→ **Saved data entries**:
[Begin]

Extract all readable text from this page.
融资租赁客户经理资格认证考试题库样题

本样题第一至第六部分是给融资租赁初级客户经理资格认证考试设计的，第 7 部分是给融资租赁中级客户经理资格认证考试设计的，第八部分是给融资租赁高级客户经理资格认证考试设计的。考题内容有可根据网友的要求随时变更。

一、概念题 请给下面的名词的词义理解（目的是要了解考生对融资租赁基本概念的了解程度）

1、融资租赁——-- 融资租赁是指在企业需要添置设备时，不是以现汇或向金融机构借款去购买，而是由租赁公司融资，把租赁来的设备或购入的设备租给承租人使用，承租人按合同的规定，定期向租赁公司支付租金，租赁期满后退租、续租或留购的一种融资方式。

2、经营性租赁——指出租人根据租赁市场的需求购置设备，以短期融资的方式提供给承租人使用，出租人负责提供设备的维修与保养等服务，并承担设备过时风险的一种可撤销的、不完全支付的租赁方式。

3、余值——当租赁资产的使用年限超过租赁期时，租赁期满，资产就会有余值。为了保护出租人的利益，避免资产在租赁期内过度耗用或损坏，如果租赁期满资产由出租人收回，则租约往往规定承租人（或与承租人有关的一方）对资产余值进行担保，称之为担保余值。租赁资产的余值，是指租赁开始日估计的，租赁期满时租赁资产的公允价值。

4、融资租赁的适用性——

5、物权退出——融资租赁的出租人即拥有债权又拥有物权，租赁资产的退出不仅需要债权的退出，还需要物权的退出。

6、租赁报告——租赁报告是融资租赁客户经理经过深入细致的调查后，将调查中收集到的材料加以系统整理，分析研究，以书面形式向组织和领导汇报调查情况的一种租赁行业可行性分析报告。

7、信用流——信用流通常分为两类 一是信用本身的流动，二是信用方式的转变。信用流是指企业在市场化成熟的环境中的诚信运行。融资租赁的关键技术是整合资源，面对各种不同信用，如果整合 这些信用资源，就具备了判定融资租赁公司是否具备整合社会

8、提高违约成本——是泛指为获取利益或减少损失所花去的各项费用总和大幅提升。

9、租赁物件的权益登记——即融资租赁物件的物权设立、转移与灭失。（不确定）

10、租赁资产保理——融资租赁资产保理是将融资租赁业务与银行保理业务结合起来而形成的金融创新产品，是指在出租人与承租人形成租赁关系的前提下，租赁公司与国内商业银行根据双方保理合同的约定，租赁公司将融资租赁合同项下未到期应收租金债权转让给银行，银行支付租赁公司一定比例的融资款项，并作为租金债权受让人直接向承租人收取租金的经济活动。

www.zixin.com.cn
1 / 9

[End]

Print the records above exactly as they appear.

Extract all readable text from this page.
融资租赁客户经理资格认证考试题库样题

本样题第一至第六部分是给融资租赁初级客户经理资格认证考试设计的，第 7 部分是给融资租赁中级客户经理资格认证考试设计的，第八部分是给融资租赁高级客户经理资格认证考试设计的。考题内容有可根据网友的要求随时变更。

一、概念题 请给下面的名词的词义理解（目的是要了解考生对融资租赁基本概念的了解程度）

1、融资租赁——-- 融资租赁是指在企业需要添置设备时，不是以现汇或向金融机构借款去购买，而是由租赁公司融资，把租赁来的设备或购入的设备租给承租人使用，承租人按合同的规定，定期向租赁公司支付租金，租赁期满后退租、续租或留购的一种融资方式。

2、经营性租赁——指出租人根据租赁市场的需求购置设备，以短期融资的方式提供给承租人使用，出租人负责提供设备的维修与保养等服务，并承担设备过时风险的一种可撤销的、不完全支付的租赁方式。

3、余值——当租赁资产的使用年限超过租赁期时，租赁期满，资产就会有余值。为了保护出租人的利益，避免资产在租赁期内过度耗用或损坏，如果租赁期满资产由出租人收回，则租约往往规定承租人（或与承租人有关的一方）对资产余值进行担保，称之为担保余值。租赁资产的余值，是指租赁开始日估计的，租赁期满时租赁资产的公允价值。

4、融资租赁的适用性——

5、物权退出——融资租赁的出租人即拥有债权又拥有物权，租赁资产的退出不仅需要债权的退出，还需要物权的退出。

6、租赁报告——租赁报告是融资租赁客户经理经过深入细致的调查后，将调查中收集到的材料加以系统整理，分析研究，以书面形式向组织和领导汇报调查情况的一种租赁行业可行性分析报告。

7、信用流——信用流通常分为两类 一是信用本身的流动，二是信用方式的转变。信用流是指企业在市场化成熟的环境中的诚信运行。融资租赁的关键技术是整合资源，面对各种不同信用，如果整合 这些信用资源，就具备了判定融资租赁公司是否具备整合社会

8、提高违约成本——是泛指为获取利益或减少损失所花去的各项费用总和大幅提升。

9、租赁物件的权益登记——即融资租赁物件的物权设立、转移与灭失。（不确定）

10、租赁资产保理——融资租赁资产保理是将融资租赁业务与银行保理业务结合起来而形成的金融创新产品，是指在出租人与承租人形成租赁关系的前提下，租赁公司与国内商业银行根据双方保理合同的约定，租赁公司将融资租赁合同项下未到期应收租金债权转让给银行，银行支付租赁公司一定比例的融资款项，并作为租金债权受让人直接向承租人收取租金的经济活动。

www.zixin.com.cn
1 / 9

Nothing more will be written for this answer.